— start Source —

Class: StatisticalAnalysisTool | File: science_agents/scientist/tools/statistical_analysis.py

Perform statistical analysis with 8 analysis types.

Parameters:

Parameter	Type	Required	Description
`analysis_type`	string	Y	`describe`, `distribution`, `hypothesis_test`, `correlation`, `effect_size`, `data_quality`, `assumption_check`, `bayesian_test`
`sql_query`	string	Y	SELECT query — tool fetches all rows directly
`columns`	list[str]	-	Columns to analyze (default: all numeric)
`group_column`	string	-	Grouping column (hypothesis_test, effect_size)
`value_column`	string	-	Value column (hypothesis_test, effect_size)
`method`	string	-	Specific method (see below)
`confidence_level`	float	-	Confidence level (default 0.95)

— end Source —
— start Given data —

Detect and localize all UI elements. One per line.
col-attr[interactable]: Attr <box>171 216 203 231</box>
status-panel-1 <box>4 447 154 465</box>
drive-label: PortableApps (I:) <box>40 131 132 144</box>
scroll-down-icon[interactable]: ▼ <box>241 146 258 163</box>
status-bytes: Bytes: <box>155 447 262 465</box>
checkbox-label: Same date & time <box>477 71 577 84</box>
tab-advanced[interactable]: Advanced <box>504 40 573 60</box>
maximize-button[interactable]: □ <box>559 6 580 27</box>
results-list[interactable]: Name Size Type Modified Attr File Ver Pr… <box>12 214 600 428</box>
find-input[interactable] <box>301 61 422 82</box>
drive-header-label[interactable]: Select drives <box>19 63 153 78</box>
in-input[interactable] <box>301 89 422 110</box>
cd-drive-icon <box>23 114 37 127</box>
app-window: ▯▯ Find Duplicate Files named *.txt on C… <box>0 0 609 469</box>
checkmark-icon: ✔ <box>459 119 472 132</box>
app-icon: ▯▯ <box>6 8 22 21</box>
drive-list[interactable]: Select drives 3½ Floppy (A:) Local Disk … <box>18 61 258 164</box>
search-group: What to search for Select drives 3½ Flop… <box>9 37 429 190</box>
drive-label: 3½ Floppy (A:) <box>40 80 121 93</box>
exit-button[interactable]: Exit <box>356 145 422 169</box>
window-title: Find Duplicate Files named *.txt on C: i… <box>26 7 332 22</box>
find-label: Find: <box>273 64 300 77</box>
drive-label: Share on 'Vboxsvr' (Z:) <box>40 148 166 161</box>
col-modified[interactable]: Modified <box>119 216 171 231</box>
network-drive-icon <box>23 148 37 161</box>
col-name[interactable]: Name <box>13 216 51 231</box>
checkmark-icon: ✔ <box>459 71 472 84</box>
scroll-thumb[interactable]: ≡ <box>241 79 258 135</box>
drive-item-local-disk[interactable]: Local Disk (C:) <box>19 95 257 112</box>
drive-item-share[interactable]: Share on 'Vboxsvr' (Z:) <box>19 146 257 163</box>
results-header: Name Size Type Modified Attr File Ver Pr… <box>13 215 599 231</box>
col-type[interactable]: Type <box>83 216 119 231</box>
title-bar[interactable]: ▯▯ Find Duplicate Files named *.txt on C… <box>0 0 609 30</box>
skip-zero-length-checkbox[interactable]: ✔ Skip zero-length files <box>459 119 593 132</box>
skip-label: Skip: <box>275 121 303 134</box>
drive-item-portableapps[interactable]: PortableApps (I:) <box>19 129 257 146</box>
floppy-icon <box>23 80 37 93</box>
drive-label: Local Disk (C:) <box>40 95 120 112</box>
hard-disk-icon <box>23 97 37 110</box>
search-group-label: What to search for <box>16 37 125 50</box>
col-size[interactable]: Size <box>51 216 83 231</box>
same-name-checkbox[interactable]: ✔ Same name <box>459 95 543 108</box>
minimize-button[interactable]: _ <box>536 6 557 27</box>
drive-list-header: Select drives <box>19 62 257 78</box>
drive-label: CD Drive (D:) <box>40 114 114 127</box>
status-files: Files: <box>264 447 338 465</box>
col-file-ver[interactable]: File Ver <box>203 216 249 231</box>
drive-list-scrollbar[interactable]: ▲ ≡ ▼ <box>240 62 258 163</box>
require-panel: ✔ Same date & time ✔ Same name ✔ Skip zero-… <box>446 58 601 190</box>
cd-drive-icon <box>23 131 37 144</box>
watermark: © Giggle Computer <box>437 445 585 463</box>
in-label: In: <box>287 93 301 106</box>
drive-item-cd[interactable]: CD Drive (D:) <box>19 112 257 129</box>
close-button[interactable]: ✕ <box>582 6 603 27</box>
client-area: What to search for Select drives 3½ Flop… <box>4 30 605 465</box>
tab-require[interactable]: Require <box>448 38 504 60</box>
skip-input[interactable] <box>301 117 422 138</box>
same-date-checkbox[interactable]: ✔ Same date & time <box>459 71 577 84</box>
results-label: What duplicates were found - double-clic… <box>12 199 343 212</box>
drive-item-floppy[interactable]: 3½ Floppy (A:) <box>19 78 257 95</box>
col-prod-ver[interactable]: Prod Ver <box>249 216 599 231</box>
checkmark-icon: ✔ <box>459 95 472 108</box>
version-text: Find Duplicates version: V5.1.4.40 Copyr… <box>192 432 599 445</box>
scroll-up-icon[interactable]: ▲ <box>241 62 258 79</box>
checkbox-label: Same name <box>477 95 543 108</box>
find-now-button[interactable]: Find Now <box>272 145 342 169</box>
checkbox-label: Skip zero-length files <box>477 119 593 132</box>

— end Given data —

**Exercise tasks:**
#1 In the statistical analysis tool documentation, what is the default value of `confidence_level`?
#2 Translate this sentence from the statistical analysis tool documentation into Spanish: "Perform statistical analysis with 8 analysis types."

**Solutions to each task:**
#1 0.95

#2 Realiza análisis estadísticos con 8 tipos de análisis.